(Chart and figure data)
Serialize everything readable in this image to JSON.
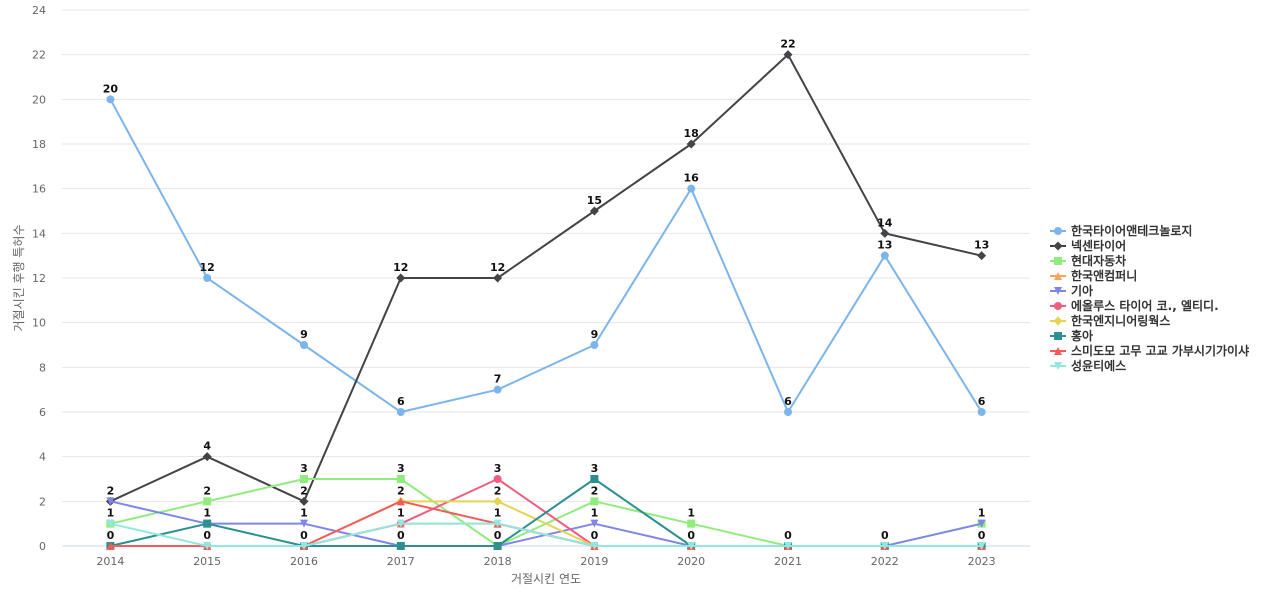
{
  "chart_data": {
    "type": "line",
    "title": "",
    "xlabel": "거절시킨 연도",
    "ylabel": "거절시킨 후행 특허수",
    "ylim": [
      0,
      24
    ],
    "yticks": [
      0,
      2,
      4,
      6,
      8,
      10,
      12,
      14,
      16,
      18,
      20,
      22,
      24
    ],
    "grid": true,
    "legend_position": "right",
    "x": [
      "2014",
      "2015",
      "2016",
      "2017",
      "2018",
      "2019",
      "2020",
      "2021",
      "2022",
      "2023"
    ],
    "series": [
      {
        "name": "한국타이어앤테크놀로지",
        "color": "#7cb5ec",
        "marker": "circle",
        "values": [
          20,
          12,
          9,
          6,
          7,
          9,
          16,
          6,
          13,
          6
        ]
      },
      {
        "name": "넥센타이어",
        "color": "#434348",
        "marker": "diamond",
        "values": [
          2,
          4,
          2,
          12,
          12,
          15,
          18,
          22,
          14,
          13
        ]
      },
      {
        "name": "현대자동차",
        "color": "#90ed7d",
        "marker": "square",
        "values": [
          1,
          2,
          3,
          3,
          0,
          2,
          1,
          0,
          0,
          1
        ]
      },
      {
        "name": "한국앤컴퍼니",
        "color": "#f7a35c",
        "marker": "triangle",
        "values": [
          0,
          0,
          0,
          1,
          1,
          0,
          0,
          0,
          0,
          0
        ]
      },
      {
        "name": "기아",
        "color": "#8085e9",
        "marker": "triangle-down",
        "values": [
          2,
          1,
          1,
          0,
          0,
          1,
          0,
          0,
          0,
          1
        ]
      },
      {
        "name": "에올루스 타이어 코., 엘티디.",
        "color": "#f15c80",
        "marker": "circle",
        "values": [
          0,
          0,
          0,
          1,
          3,
          0,
          0,
          0,
          0,
          0
        ]
      },
      {
        "name": "한국엔지니어링웍스",
        "color": "#e4d354",
        "marker": "diamond",
        "values": [
          0,
          0,
          0,
          2,
          2,
          0,
          0,
          0,
          0,
          0
        ]
      },
      {
        "name": "홍아",
        "color": "#2b908f",
        "marker": "square",
        "values": [
          0,
          1,
          0,
          0,
          0,
          3,
          0,
          0,
          0,
          0
        ]
      },
      {
        "name": "스미도모 고무 고교 가부시기가이샤",
        "color": "#f45b5b",
        "marker": "triangle",
        "values": [
          0,
          0,
          0,
          2,
          1,
          0,
          0,
          0,
          0,
          0
        ]
      },
      {
        "name": "성윤티에스",
        "color": "#91e8e1",
        "marker": "triangle-down",
        "values": [
          1,
          0,
          0,
          1,
          1,
          0,
          0,
          0,
          0,
          0
        ]
      }
    ],
    "data_labels": [
      {
        "x": "2014",
        "values": [
          20,
          2,
          1,
          0
        ]
      },
      {
        "x": "2015",
        "values": [
          12,
          4,
          2,
          1,
          0
        ]
      },
      {
        "x": "2016",
        "values": [
          9,
          3,
          2,
          1,
          0
        ]
      },
      {
        "x": "2017",
        "values": [
          12,
          6,
          3,
          2,
          1,
          0
        ]
      },
      {
        "x": "2018",
        "values": [
          12,
          7,
          3,
          2,
          1,
          0
        ]
      },
      {
        "x": "2019",
        "values": [
          15,
          9,
          3,
          2,
          1,
          0
        ]
      },
      {
        "x": "2020",
        "values": [
          18,
          16,
          1,
          0
        ]
      },
      {
        "x": "2021",
        "values": [
          22,
          6,
          0
        ]
      },
      {
        "x": "2022",
        "values": [
          14,
          13,
          0
        ]
      },
      {
        "x": "2023",
        "values": [
          13,
          6,
          1,
          0
        ]
      }
    ]
  }
}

Task to complete:
Read the lines above. Gather those in which the string "name" is found.

Task result:
        "name": "한국타이어앤테크놀로지",
        "name": "넥센타이어",
        "name": "현대자동차",
        "name": "한국앤컴퍼니",
        "name": "기아",
        "name": "에올루스 타이어 코., 엘티디.",
        "name": "한국엔지니어링웍스",
        "name": "홍아",
        "name": "스미도모 고무 고교 가부시기가이샤",
        "name": "성윤티에스",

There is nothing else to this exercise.